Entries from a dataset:
◇ ◇ ◇

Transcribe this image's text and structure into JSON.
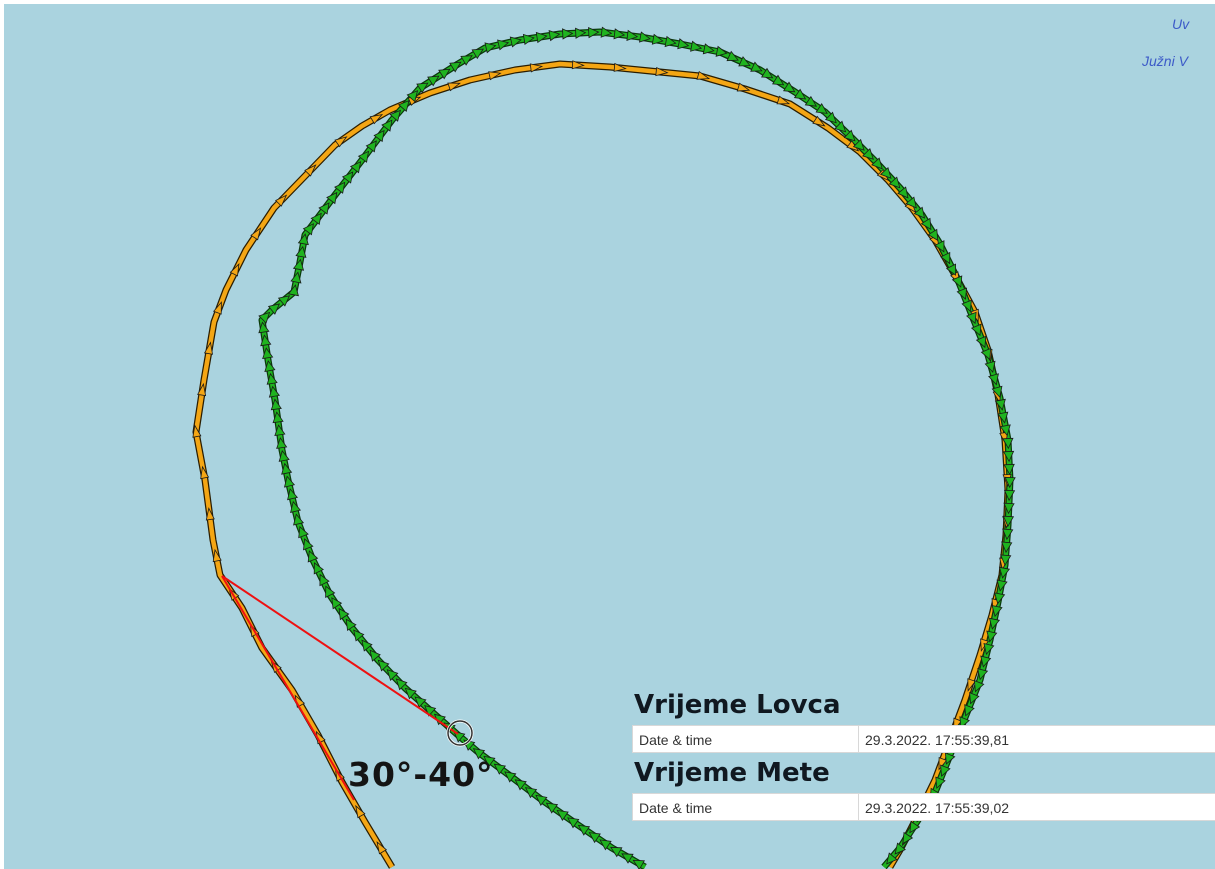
{
  "map": {
    "corner_labels": [
      "Uv",
      "Južni V"
    ]
  },
  "tracks": {
    "hunter_color": "#f4a614",
    "target_color": "#1fb31f",
    "sightline_color": "#ee1111"
  },
  "angle_label": "30°-40°",
  "hunter_panel": {
    "title": "Vrijeme Lovca",
    "key": "Date & time",
    "value": "29.3.2022. 17:55:39,81"
  },
  "target_panel": {
    "title": "Vrijeme Mete",
    "key": "Date & time",
    "value": "29.3.2022. 17:55:39,02"
  }
}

◇ ◇ ◇

## [What the task requires]
Repeat each entry exactly as it appears; skip any picture.

## [Solution]
Transcribe this image's text and structure into JSON.
{
  "map": {
    "corner_labels": [
      "Uv",
      "Južni V"
    ]
  },
  "tracks": {
    "hunter_color": "#f4a614",
    "target_color": "#1fb31f",
    "sightline_color": "#ee1111"
  },
  "angle_label": "30°-40°",
  "hunter_panel": {
    "title": "Vrijeme Lovca",
    "key": "Date & time",
    "value": "29.3.2022. 17:55:39,81"
  },
  "target_panel": {
    "title": "Vrijeme Mete",
    "key": "Date & time",
    "value": "29.3.2022. 17:55:39,02"
  }
}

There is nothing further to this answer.